What the task asks – Make an exact copy of the records, with the images left out.

--

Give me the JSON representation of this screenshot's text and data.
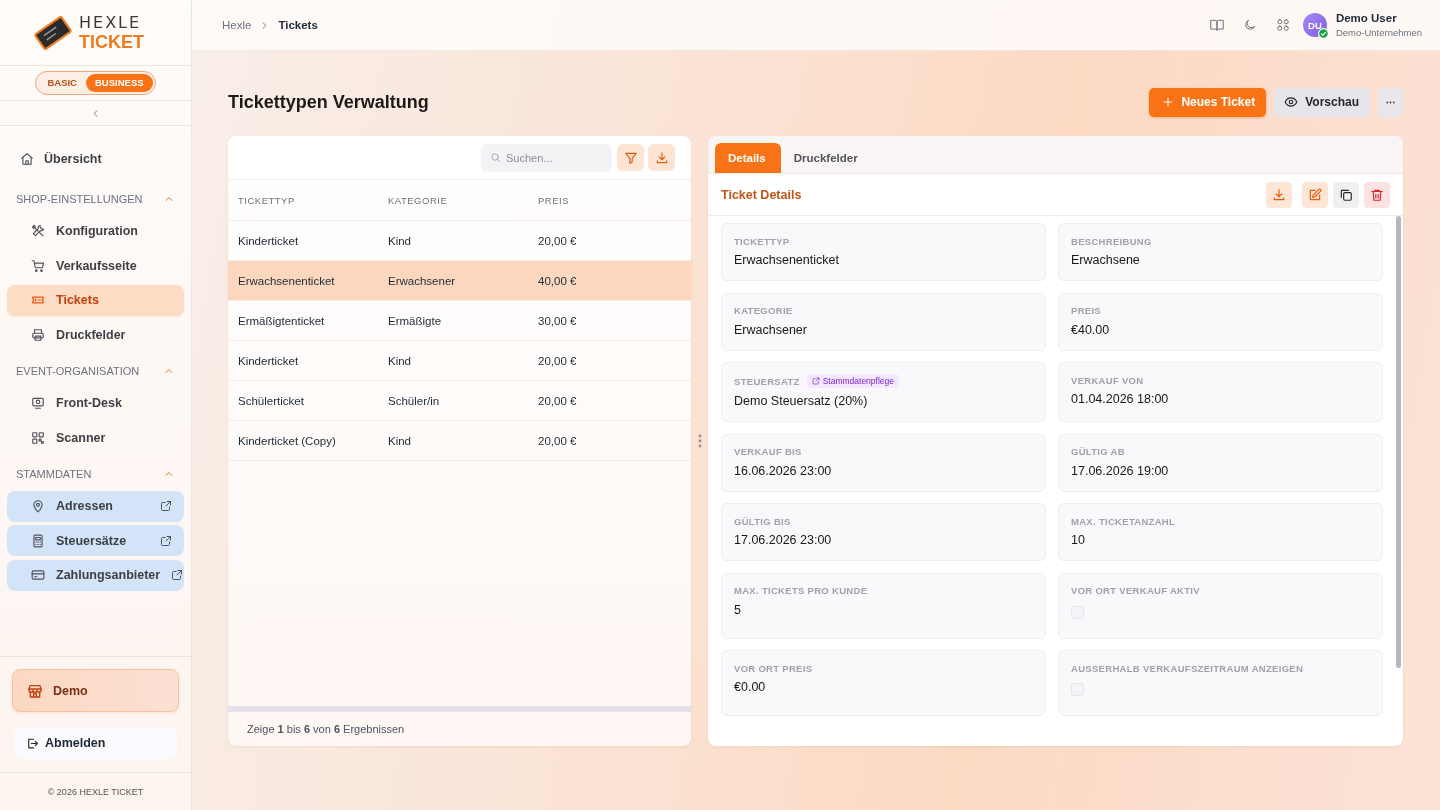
{
  "sidebar": {
    "logo": {
      "wordmark": "HEXLE",
      "product": "TICKET"
    },
    "plans": [
      {
        "label": "BASIC",
        "selected": false
      },
      {
        "label": "BUSINESS",
        "selected": true
      }
    ],
    "overview": {
      "label": "Übersicht",
      "selected": false
    },
    "sections": [
      {
        "title": "SHOP-EINSTELLUNGEN",
        "expanded": true,
        "items": [
          {
            "label": "Konfiguration",
            "selected": false,
            "external": false
          },
          {
            "label": "Verkaufsseite",
            "selected": false,
            "external": false
          },
          {
            "label": "Tickets",
            "selected": true,
            "external": false
          },
          {
            "label": "Druckfelder",
            "selected": false,
            "external": false
          }
        ]
      },
      {
        "title": "EVENT-ORGANISATION",
        "expanded": true,
        "items": [
          {
            "label": "Front-Desk",
            "selected": false,
            "external": false
          },
          {
            "label": "Scanner",
            "selected": false,
            "external": false
          }
        ]
      },
      {
        "title": "STAMMDATEN",
        "expanded": true,
        "items": [
          {
            "label": "Adressen",
            "selected": false,
            "external": true
          },
          {
            "label": "Steuersätze",
            "selected": false,
            "external": true
          },
          {
            "label": "Zahlungsanbieter",
            "selected": false,
            "external": true
          }
        ]
      }
    ],
    "shop_button": {
      "label": "Demo"
    },
    "logout": {
      "label": "Abmelden"
    },
    "copyright": "© 2026 HEXLE TICKET"
  },
  "topbar": {
    "breadcrumb": [
      "Hexle",
      "Tickets"
    ],
    "user": {
      "initials": "DU",
      "name": "Demo User",
      "company": "Demo-Unternehmen",
      "online": true
    }
  },
  "page": {
    "title": "Tickettypen Verwaltung",
    "actions": [
      {
        "kind": "primary",
        "label": "Neues Ticket"
      },
      {
        "kind": "secondary",
        "label": "Vorschau"
      },
      {
        "kind": "more"
      }
    ]
  },
  "table": {
    "search": {
      "placeholder": "Suchen..."
    },
    "columns": [
      "TICKETTYP",
      "KATEGORIE",
      "PREIS"
    ],
    "rows": [
      {
        "cells": [
          "Kinderticket",
          "Kind",
          "20,00 €"
        ],
        "selected": false
      },
      {
        "cells": [
          "Erwachsenenticket",
          "Erwachsener",
          "40,00 €"
        ],
        "selected": true
      },
      {
        "cells": [
          "Ermäßigtenticket",
          "Ermäßigte",
          "30,00 €"
        ],
        "selected": false
      },
      {
        "cells": [
          "Kinderticket",
          "Kind",
          "20,00 €"
        ],
        "selected": false
      },
      {
        "cells": [
          "Schülerticket",
          "Schüler/in",
          "20,00 €"
        ],
        "selected": false
      },
      {
        "cells": [
          "Kinderticket (Copy)",
          "Kind",
          "20,00 €"
        ],
        "selected": false
      }
    ],
    "footer": "Zeige **1** bis **6** von **6** Ergebnissen"
  },
  "detail": {
    "tabs": [
      {
        "label": "Details",
        "selected": true
      },
      {
        "label": "Druckfelder",
        "selected": false
      }
    ],
    "heading": "Ticket Details",
    "fields": [
      {
        "kind": "text",
        "label": "TICKETTYP",
        "value": "Erwachsenenticket"
      },
      {
        "kind": "text",
        "label": "BESCHREIBUNG",
        "value": "Erwachsene"
      },
      {
        "kind": "text",
        "label": "KATEGORIE",
        "value": "Erwachsener"
      },
      {
        "kind": "text",
        "label": "PREIS",
        "value": "€40.00"
      },
      {
        "kind": "text",
        "label": "STEUERSATZ",
        "badge": "Stammdatenpflege",
        "value": "Demo Steuersatz (20%)"
      },
      {
        "kind": "text",
        "label": "VERKAUF VON",
        "value": "01.04.2026 18:00"
      },
      {
        "kind": "text",
        "label": "VERKAUF BIS",
        "value": "16.06.2026 23:00"
      },
      {
        "kind": "text",
        "label": "GÜLTIG AB",
        "value": "17.06.2026 19:00"
      },
      {
        "kind": "text",
        "label": "GÜLTIG BIS",
        "value": "17.06.2026 23:00"
      },
      {
        "kind": "text",
        "label": "MAX. TICKETANZAHL",
        "value": "10"
      },
      {
        "kind": "text",
        "label": "MAX. TICKETS PRO KUNDE",
        "value": "5"
      },
      {
        "kind": "checkbox",
        "label": "VOR ORT VERKAUF AKTIV",
        "checked": false
      },
      {
        "kind": "text",
        "label": "VOR ORT PREIS",
        "value": "€0.00"
      },
      {
        "kind": "checkbox",
        "label": "AUSSERHALB VERKAUFSZEITRAUM ANZEIGEN",
        "checked": false
      }
    ]
  }
}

--

Written solution –
Give me the JSON representation of this screenshot's text and data.
{
  "sidebar": {
    "logo": {
      "wordmark": "HEXLE",
      "product": "TICKET"
    },
    "plans": [
      {
        "label": "BASIC",
        "selected": false
      },
      {
        "label": "BUSINESS",
        "selected": true
      }
    ],
    "overview": {
      "label": "Übersicht",
      "selected": false
    },
    "sections": [
      {
        "title": "SHOP-EINSTELLUNGEN",
        "expanded": true,
        "items": [
          {
            "label": "Konfiguration",
            "selected": false,
            "external": false
          },
          {
            "label": "Verkaufsseite",
            "selected": false,
            "external": false
          },
          {
            "label": "Tickets",
            "selected": true,
            "external": false
          },
          {
            "label": "Druckfelder",
            "selected": false,
            "external": false
          }
        ]
      },
      {
        "title": "EVENT-ORGANISATION",
        "expanded": true,
        "items": [
          {
            "label": "Front-Desk",
            "selected": false,
            "external": false
          },
          {
            "label": "Scanner",
            "selected": false,
            "external": false
          }
        ]
      },
      {
        "title": "STAMMDATEN",
        "expanded": true,
        "items": [
          {
            "label": "Adressen",
            "selected": false,
            "external": true
          },
          {
            "label": "Steuersätze",
            "selected": false,
            "external": true
          },
          {
            "label": "Zahlungsanbieter",
            "selected": false,
            "external": true
          }
        ]
      }
    ],
    "shop_button": {
      "label": "Demo"
    },
    "logout": {
      "label": "Abmelden"
    },
    "copyright": "© 2026 HEXLE TICKET"
  },
  "topbar": {
    "breadcrumb": [
      "Hexle",
      "Tickets"
    ],
    "user": {
      "initials": "DU",
      "name": "Demo User",
      "company": "Demo-Unternehmen",
      "online": true
    }
  },
  "page": {
    "title": "Tickettypen Verwaltung",
    "actions": [
      {
        "kind": "primary",
        "label": "Neues Ticket"
      },
      {
        "kind": "secondary",
        "label": "Vorschau"
      },
      {
        "kind": "more"
      }
    ]
  },
  "table": {
    "search": {
      "placeholder": "Suchen..."
    },
    "columns": [
      "TICKETTYP",
      "KATEGORIE",
      "PREIS"
    ],
    "rows": [
      {
        "cells": [
          "Kinderticket",
          "Kind",
          "20,00 €"
        ],
        "selected": false
      },
      {
        "cells": [
          "Erwachsenenticket",
          "Erwachsener",
          "40,00 €"
        ],
        "selected": true
      },
      {
        "cells": [
          "Ermäßigtenticket",
          "Ermäßigte",
          "30,00 €"
        ],
        "selected": false
      },
      {
        "cells": [
          "Kinderticket",
          "Kind",
          "20,00 €"
        ],
        "selected": false
      },
      {
        "cells": [
          "Schülerticket",
          "Schüler/in",
          "20,00 €"
        ],
        "selected": false
      },
      {
        "cells": [
          "Kinderticket (Copy)",
          "Kind",
          "20,00 €"
        ],
        "selected": false
      }
    ],
    "footer": "Zeige **1** bis **6** von **6** Ergebnissen"
  },
  "detail": {
    "tabs": [
      {
        "label": "Details",
        "selected": true
      },
      {
        "label": "Druckfelder",
        "selected": false
      }
    ],
    "heading": "Ticket Details",
    "fields": [
      {
        "kind": "text",
        "label": "TICKETTYP",
        "value": "Erwachsenenticket"
      },
      {
        "kind": "text",
        "label": "BESCHREIBUNG",
        "value": "Erwachsene"
      },
      {
        "kind": "text",
        "label": "KATEGORIE",
        "value": "Erwachsener"
      },
      {
        "kind": "text",
        "label": "PREIS",
        "value": "€40.00"
      },
      {
        "kind": "text",
        "label": "STEUERSATZ",
        "badge": "Stammdatenpflege",
        "value": "Demo Steuersatz (20%)"
      },
      {
        "kind": "text",
        "label": "VERKAUF VON",
        "value": "01.04.2026 18:00"
      },
      {
        "kind": "text",
        "label": "VERKAUF BIS",
        "value": "16.06.2026 23:00"
      },
      {
        "kind": "text",
        "label": "GÜLTIG AB",
        "value": "17.06.2026 19:00"
      },
      {
        "kind": "text",
        "label": "GÜLTIG BIS",
        "value": "17.06.2026 23:00"
      },
      {
        "kind": "text",
        "label": "MAX. TICKETANZAHL",
        "value": "10"
      },
      {
        "kind": "text",
        "label": "MAX. TICKETS PRO KUNDE",
        "value": "5"
      },
      {
        "kind": "checkbox",
        "label": "VOR ORT VERKAUF AKTIV",
        "checked": false
      },
      {
        "kind": "text",
        "label": "VOR ORT PREIS",
        "value": "€0.00"
      },
      {
        "kind": "checkbox",
        "label": "AUSSERHALB VERKAUFSZEITRAUM ANZEIGEN",
        "checked": false
      }
    ]
  }
}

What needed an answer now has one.